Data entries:
== == ==
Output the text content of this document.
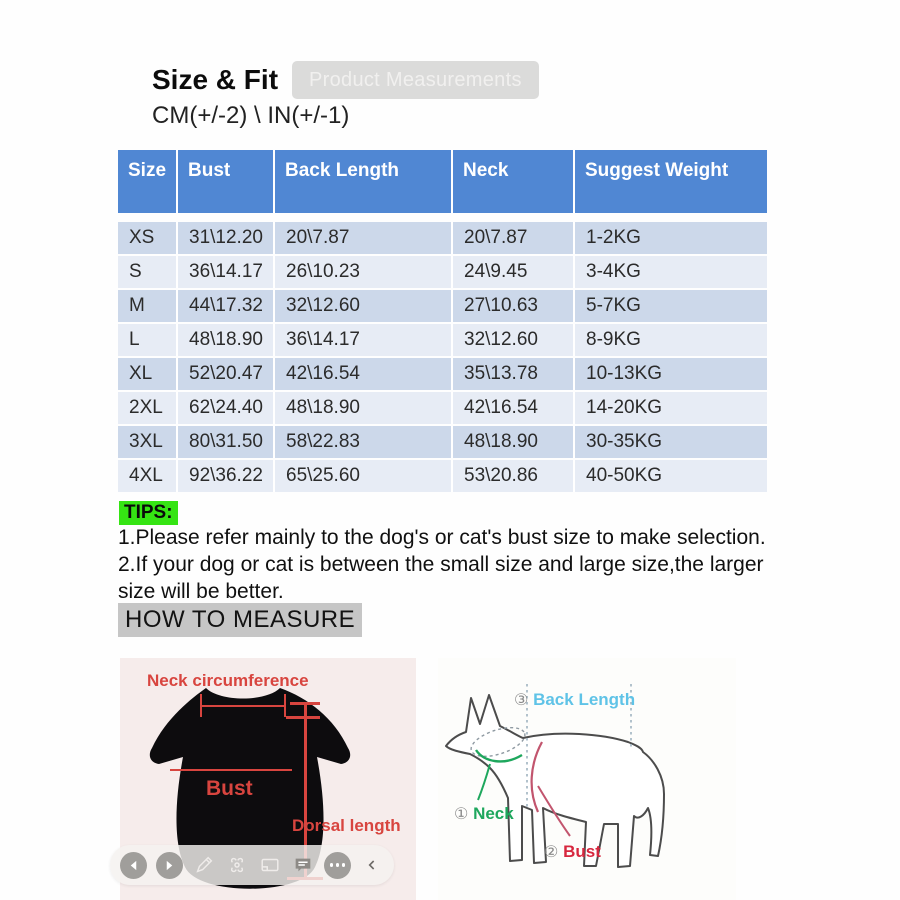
Size & Fit	Product Measurements
CM(+/-2) \ IN(+/-1)
Size	Bust	Back Length	Neck	Suggest Weight
XS	31\12.20	20\7.87	20\7.87	1-2KG
S	36\14.17	26\10.23	24\9.45	3-4KG
M	44\17.32	32\12.60	27\10.63	5-7KG
L	48\18.90	36\14.17	32\12.60	8-9KG
XL	52\20.47	42\16.54	35\13.78	10-13KG
2XL	62\24.40	48\18.90	42\16.54	14-20KG
3XL	80\31.50	58\22.83	48\18.90	30-35KG
4XL	92\36.22	65\25.60	53\20.86	40-50KG
TIPS:
1.Please refer mainly to the dog's or cat's bust size to make selection.
2.If your dog or cat is between the small size and large size,the larger size will be better.
HOW TO MEASURE
Neck circumference
Bust
Dorsal length
③ Back Length
① Neck
② Bust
== == ==
Given request:
Could you repeat all of the material exactly? Pictures should not be copied.

Output of the exercise:
Output the text content of this document.
Size & Fit	Product Measurements
CM(+/-2) \ IN(+/-1)
Size	Bust	Back Length	Neck	Suggest Weight
XS	31\12.20	20\7.87	20\7.87	1-2KG
S	36\14.17	26\10.23	24\9.45	3-4KG
M	44\17.32	32\12.60	27\10.63	5-7KG
L	48\18.90	36\14.17	32\12.60	8-9KG
XL	52\20.47	42\16.54	35\13.78	10-13KG
2XL	62\24.40	48\18.90	42\16.54	14-20KG
3XL	80\31.50	58\22.83	48\18.90	30-35KG
4XL	92\36.22	65\25.60	53\20.86	40-50KG
TIPS:
1.Please refer mainly to the dog's or cat's bust size to make selection.
2.If your dog or cat is between the small size and large size,the larger size will be better.
HOW TO MEASURE
Neck circumference
Bust
Dorsal length
③ Back Length
① Neck
② Bust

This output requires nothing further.